- Prompt -
Report each line of the data that has "голоса" somewhere in it.

start

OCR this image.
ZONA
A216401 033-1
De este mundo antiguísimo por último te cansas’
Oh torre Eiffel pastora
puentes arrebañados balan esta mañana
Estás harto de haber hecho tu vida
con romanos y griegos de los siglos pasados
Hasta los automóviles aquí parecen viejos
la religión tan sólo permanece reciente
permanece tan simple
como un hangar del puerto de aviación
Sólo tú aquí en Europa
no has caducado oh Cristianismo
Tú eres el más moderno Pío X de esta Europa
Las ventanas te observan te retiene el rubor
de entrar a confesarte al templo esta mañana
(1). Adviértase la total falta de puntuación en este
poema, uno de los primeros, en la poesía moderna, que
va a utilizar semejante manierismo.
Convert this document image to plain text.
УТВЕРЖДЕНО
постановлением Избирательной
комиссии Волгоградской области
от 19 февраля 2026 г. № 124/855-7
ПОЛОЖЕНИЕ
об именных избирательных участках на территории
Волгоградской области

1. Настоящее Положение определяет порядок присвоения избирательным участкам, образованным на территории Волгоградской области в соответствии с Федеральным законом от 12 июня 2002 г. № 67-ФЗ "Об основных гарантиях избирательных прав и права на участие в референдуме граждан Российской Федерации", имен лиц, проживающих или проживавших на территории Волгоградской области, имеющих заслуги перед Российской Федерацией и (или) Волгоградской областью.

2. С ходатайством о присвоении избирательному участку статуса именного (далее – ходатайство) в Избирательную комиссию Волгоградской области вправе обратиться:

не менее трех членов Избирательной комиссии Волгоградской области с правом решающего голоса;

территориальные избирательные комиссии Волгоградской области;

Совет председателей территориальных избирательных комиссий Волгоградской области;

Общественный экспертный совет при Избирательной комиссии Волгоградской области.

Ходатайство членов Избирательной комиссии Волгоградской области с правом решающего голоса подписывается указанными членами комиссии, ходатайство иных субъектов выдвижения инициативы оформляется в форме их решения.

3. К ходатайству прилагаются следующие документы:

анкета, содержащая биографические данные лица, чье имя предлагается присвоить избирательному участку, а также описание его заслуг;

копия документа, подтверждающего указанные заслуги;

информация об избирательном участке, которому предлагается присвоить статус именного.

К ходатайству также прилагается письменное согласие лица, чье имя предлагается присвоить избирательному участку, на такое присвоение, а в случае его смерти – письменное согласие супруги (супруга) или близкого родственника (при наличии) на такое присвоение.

end

- Written solution -
не менее трех членов Избирательной комиссии Волгоградской области с правом решающего голоса;
Ходатайство членов Избирательной комиссии Волгоградской области с правом решающего голоса подписывается указанными членами комиссии, ходатайство иных субъектов выдвижения инициативы оформляется в форме их решения.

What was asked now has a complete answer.